INSTRUCTIONS FOR THE TASK: Below are the records; locate each line with the word "Гкал" and copy it.

Stored entries:
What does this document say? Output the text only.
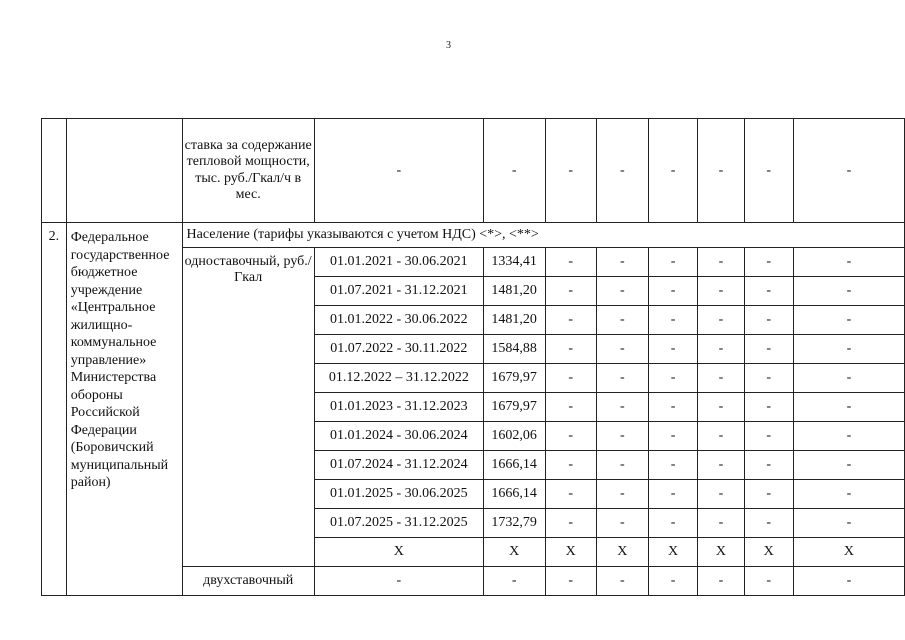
3
		ставка за содержание тепловой мощности, тыс. руб./Гкал/ч в мес.	-	-	-	-	-	-	-	-
2.	Федеральное государственное бюджетное учреждение «Центральное жилищно-коммунальное управление» Министерства обороны Российской Федерации (Боровичский муниципальный район)	Население (тарифы указываются с учетом НДС) <*>, <**>								
		одноставочный, руб./Гкал	01.01.2021 - 30.06.2021	1334,41	-	-	-	-	-	-
			01.07.2021 - 31.12.2021	1481,20	-	-	-	-	-	-
			01.01.2022 - 30.06.2022	1481,20	-	-	-	-	-	-
			01.07.2022 - 30.11.2022	1584,88	-	-	-	-	-	-
			01.12.2022 – 31.12.2022	1679,97	-	-	-	-	-	-
			01.01.2023 - 31.12.2023	1679,97	-	-	-	-	-	-
			01.01.2024 - 30.06.2024	1602,06	-	-	-	-	-	-
			01.07.2024 - 31.12.2024	1666,14	-	-	-	-	-	-
			01.01.2025 - 30.06.2025	1666,14	-	-	-	-	-	-
			01.07.2025 - 31.12.2025	1732,79	-	-	-	-	-	-
			X	X	X	X	X	X	X	X
		двухставочный	-	-	-	-	-	-	-	-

THE REPLY:
		ставка за содержание тепловой мощности, тыс. руб./Гкал/ч в мес.	-	-	-	-	-	-	-	-
		одноставочный, руб./Гкал	01.01.2021 - 30.06.2021	1334,41	-	-	-	-	-	-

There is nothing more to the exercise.